● **WHAT IS BEING ASKED**: Would you return the complete listing below word for word?

● **Source records**:
------------------------------------

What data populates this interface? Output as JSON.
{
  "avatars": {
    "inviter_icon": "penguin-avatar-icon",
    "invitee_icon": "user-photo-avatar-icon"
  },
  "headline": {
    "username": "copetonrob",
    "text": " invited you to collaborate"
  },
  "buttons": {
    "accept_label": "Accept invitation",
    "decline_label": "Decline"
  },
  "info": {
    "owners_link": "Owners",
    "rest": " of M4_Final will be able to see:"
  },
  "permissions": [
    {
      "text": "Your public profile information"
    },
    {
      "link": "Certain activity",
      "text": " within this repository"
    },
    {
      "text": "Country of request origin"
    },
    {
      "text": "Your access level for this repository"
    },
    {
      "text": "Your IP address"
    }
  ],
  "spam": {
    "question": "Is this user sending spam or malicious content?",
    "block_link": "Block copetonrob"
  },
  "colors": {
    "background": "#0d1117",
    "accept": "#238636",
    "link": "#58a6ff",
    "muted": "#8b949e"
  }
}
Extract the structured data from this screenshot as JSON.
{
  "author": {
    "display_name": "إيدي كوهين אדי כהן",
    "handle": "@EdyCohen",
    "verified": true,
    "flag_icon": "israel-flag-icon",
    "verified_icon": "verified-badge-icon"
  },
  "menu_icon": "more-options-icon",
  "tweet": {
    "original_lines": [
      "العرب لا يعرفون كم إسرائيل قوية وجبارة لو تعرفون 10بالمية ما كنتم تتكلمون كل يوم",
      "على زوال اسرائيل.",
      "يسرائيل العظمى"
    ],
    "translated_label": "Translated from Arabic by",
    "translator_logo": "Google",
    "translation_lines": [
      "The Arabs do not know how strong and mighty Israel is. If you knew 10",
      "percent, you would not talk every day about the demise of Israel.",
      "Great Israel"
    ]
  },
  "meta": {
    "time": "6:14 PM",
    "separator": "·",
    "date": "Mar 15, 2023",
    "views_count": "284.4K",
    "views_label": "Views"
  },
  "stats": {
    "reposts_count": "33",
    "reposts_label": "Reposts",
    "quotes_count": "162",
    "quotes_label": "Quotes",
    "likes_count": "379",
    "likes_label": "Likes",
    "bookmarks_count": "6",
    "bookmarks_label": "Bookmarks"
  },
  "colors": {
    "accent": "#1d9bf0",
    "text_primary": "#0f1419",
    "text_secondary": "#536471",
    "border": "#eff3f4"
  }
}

------------------------------------

● **FINAL ANSWER**:
What data populates this interface? Output as JSON.
{
  "avatars": {
    "inviter_icon": "penguin-avatar-icon",
    "invitee_icon": "user-photo-avatar-icon"
  },
  "headline": {
    "username": "copetonrob",
    "text": " invited you to collaborate"
  },
  "buttons": {
    "accept_label": "Accept invitation",
    "decline_label": "Decline"
  },
  "info": {
    "owners_link": "Owners",
    "rest": " of M4_Final will be able to see:"
  },
  "permissions": [
    {
      "text": "Your public profile information"
    },
    {
      "link": "Certain activity",
      "text": " within this repository"
    },
    {
      "text": "Country of request origin"
    },
    {
      "text": "Your access level for this repository"
    },
    {
      "text": "Your IP address"
    }
  ],
  "spam": {
    "question": "Is this user sending spam or malicious content?",
    "block_link": "Block copetonrob"
  },
  "colors": {
    "background": "#0d1117",
    "accept": "#238636",
    "link": "#58a6ff",
    "muted": "#8b949e"
  }
}
Extract the structured data from this screenshot as JSON.
{
  "author": {
    "display_name": "إيدي كوهين אדי כהן",
    "handle": "@EdyCohen",
    "verified": true,
    "flag_icon": "israel-flag-icon",
    "verified_icon": "verified-badge-icon"
  },
  "menu_icon": "more-options-icon",
  "tweet": {
    "original_lines": [
      "العرب لا يعرفون كم إسرائيل قوية وجبارة لو تعرفون 10بالمية ما كنتم تتكلمون كل يوم",
      "على زوال اسرائيل.",
      "يسرائيل العظمى"
    ],
    "translated_label": "Translated from Arabic by",
    "translator_logo": "Google",
    "translation_lines": [
      "The Arabs do not know how strong and mighty Israel is. If you knew 10",
      "percent, you would not talk every day about the demise of Israel.",
      "Great Israel"
    ]
  },
  "meta": {
    "time": "6:14 PM",
    "separator": "·",
    "date": "Mar 15, 2023",
    "views_count": "284.4K",
    "views_label": "Views"
  },
  "stats": {
    "reposts_count": "33",
    "reposts_label": "Reposts",
    "quotes_count": "162",
    "quotes_label": "Quotes",
    "likes_count": "379",
    "likes_label": "Likes",
    "bookmarks_count": "6",
    "bookmarks_label": "Bookmarks"
  },
  "colors": {
    "accent": "#1d9bf0",
    "text_primary": "#0f1419",
    "text_secondary": "#536471",
    "border": "#eff3f4"
  }
}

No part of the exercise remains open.